** START Records for the exercise **

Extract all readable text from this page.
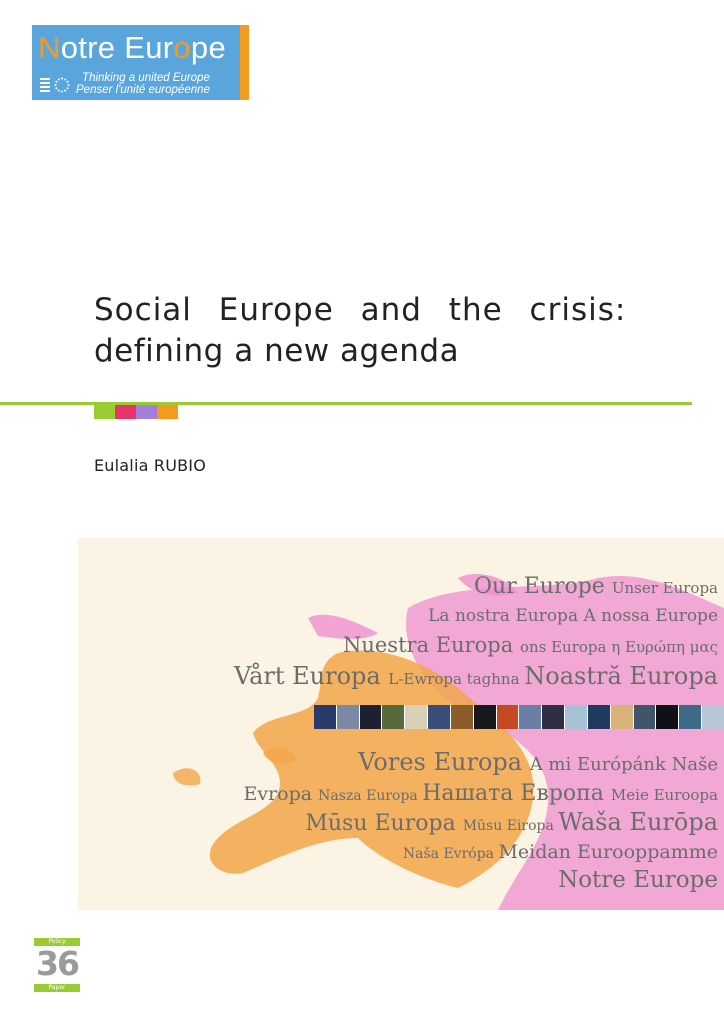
Notre Europe
Thinking a united Europe
Penser l'unité européenne
Social Europe and the crisis:
defining a new agenda
Eulalia RUBIO
Our Europe Unser Europa
La nostra Europa A nossa Europe
Nuestra Europa ons Europa η Ευρώπη μας
Vårt Europa L-Ewropa taghna Noastră Europa
Vores Europa A mi Európánk Naše
Evropa Nasza Europa Нашата Европа Meie Euroopa
Mūsu Europa Mūsu Eiropa Waša Eurōpa
Naša Evrópa Meidan Eurooppamme
Notre Europe
Policy
36
Paper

** END Records for the exercise **

Exercise directions:
Excluding the pictures, reproduce every entry exactly as given.

Task solution:
Extract all readable text from this page.
Notre Europe
Thinking a united Europe
Penser l'unité européenne
Social Europe and the crisis:
defining a new agenda
Eulalia RUBIO
Our Europe Unser Europa
La nostra Europa A nossa Europe
Nuestra Europa ons Europa η Ευρώπη μας
Vårt Europa L-Ewropa taghna Noastră Europa
Vores Europa A mi Európánk Naše
Evropa Nasza Europa Нашата Европа Meie Euroopa
Mūsu Europa Mūsu Eiropa Waša Eurōpa
Naša Evrópa Meidan Eurooppamme
Notre Europe
Policy
36
Paper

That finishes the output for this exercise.